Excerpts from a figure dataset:
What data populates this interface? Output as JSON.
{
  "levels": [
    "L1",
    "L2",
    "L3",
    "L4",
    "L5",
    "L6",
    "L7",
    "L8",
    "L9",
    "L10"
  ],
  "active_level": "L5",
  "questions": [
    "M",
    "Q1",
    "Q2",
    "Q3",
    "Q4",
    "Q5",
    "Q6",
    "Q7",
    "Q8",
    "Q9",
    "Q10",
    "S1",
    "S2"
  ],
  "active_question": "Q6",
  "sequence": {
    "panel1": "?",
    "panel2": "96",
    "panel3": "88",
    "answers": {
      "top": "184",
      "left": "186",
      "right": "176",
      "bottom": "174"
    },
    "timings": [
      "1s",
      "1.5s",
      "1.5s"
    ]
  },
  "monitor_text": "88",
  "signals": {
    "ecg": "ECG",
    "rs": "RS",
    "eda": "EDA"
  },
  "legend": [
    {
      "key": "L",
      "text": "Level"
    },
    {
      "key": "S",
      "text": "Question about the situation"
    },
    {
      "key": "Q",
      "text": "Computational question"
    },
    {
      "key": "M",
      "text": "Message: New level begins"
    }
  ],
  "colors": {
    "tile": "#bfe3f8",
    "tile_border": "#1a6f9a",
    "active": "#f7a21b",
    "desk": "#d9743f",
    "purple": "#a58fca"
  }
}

GOAL — Repeat each record exactly, leaving nothing out.

SOLUTION —
What data populates this interface? Output as JSON.
{
  "levels": [
    "L1",
    "L2",
    "L3",
    "L4",
    "L5",
    "L6",
    "L7",
    "L8",
    "L9",
    "L10"
  ],
  "active_level": "L5",
  "questions": [
    "M",
    "Q1",
    "Q2",
    "Q3",
    "Q4",
    "Q5",
    "Q6",
    "Q7",
    "Q8",
    "Q9",
    "Q10",
    "S1",
    "S2"
  ],
  "active_question": "Q6",
  "sequence": {
    "panel1": "?",
    "panel2": "96",
    "panel3": "88",
    "answers": {
      "top": "184",
      "left": "186",
      "right": "176",
      "bottom": "174"
    },
    "timings": [
      "1s",
      "1.5s",
      "1.5s"
    ]
  },
  "monitor_text": "88",
  "signals": {
    "ecg": "ECG",
    "rs": "RS",
    "eda": "EDA"
  },
  "legend": [
    {
      "key": "L",
      "text": "Level"
    },
    {
      "key": "S",
      "text": "Question about the situation"
    },
    {
      "key": "Q",
      "text": "Computational question"
    },
    {
      "key": "M",
      "text": "Message: New level begins"
    }
  ],
  "colors": {
    "tile": "#bfe3f8",
    "tile_border": "#1a6f9a",
    "active": "#f7a21b",
    "desk": "#d9743f",
    "purple": "#a58fca"
  }
}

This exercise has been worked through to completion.